◆ GIVEN REQUEST: Every line in the listing is to be echoed verbatim.

◆ SOURCE RECORDS:

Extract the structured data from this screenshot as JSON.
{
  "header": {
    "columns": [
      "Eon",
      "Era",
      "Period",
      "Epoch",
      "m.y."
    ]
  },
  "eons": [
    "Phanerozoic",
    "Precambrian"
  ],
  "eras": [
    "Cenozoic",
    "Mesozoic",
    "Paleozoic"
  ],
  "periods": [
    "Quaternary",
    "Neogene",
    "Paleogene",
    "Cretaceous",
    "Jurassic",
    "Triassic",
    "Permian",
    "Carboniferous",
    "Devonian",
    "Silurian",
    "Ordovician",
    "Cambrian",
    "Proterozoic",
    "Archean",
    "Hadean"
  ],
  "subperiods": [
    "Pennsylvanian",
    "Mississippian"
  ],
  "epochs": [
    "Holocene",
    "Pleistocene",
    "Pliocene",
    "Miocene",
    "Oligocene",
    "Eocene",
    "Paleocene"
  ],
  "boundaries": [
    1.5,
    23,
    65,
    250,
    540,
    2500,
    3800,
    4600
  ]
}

◆ RESULT FOR THIS EXERCISE:
Extract the structured data from this screenshot as JSON.
{
  "header": {
    "columns": [
      "Eon",
      "Era",
      "Period",
      "Epoch",
      "m.y."
    ]
  },
  "eons": [
    "Phanerozoic",
    "Precambrian"
  ],
  "eras": [
    "Cenozoic",
    "Mesozoic",
    "Paleozoic"
  ],
  "periods": [
    "Quaternary",
    "Neogene",
    "Paleogene",
    "Cretaceous",
    "Jurassic",
    "Triassic",
    "Permian",
    "Carboniferous",
    "Devonian",
    "Silurian",
    "Ordovician",
    "Cambrian",
    "Proterozoic",
    "Archean",
    "Hadean"
  ],
  "subperiods": [
    "Pennsylvanian",
    "Mississippian"
  ],
  "epochs": [
    "Holocene",
    "Pleistocene",
    "Pliocene",
    "Miocene",
    "Oligocene",
    "Eocene",
    "Paleocene"
  ],
  "boundaries": [
    1.5,
    23,
    65,
    250,
    540,
    2500,
    3800,
    4600
  ]
}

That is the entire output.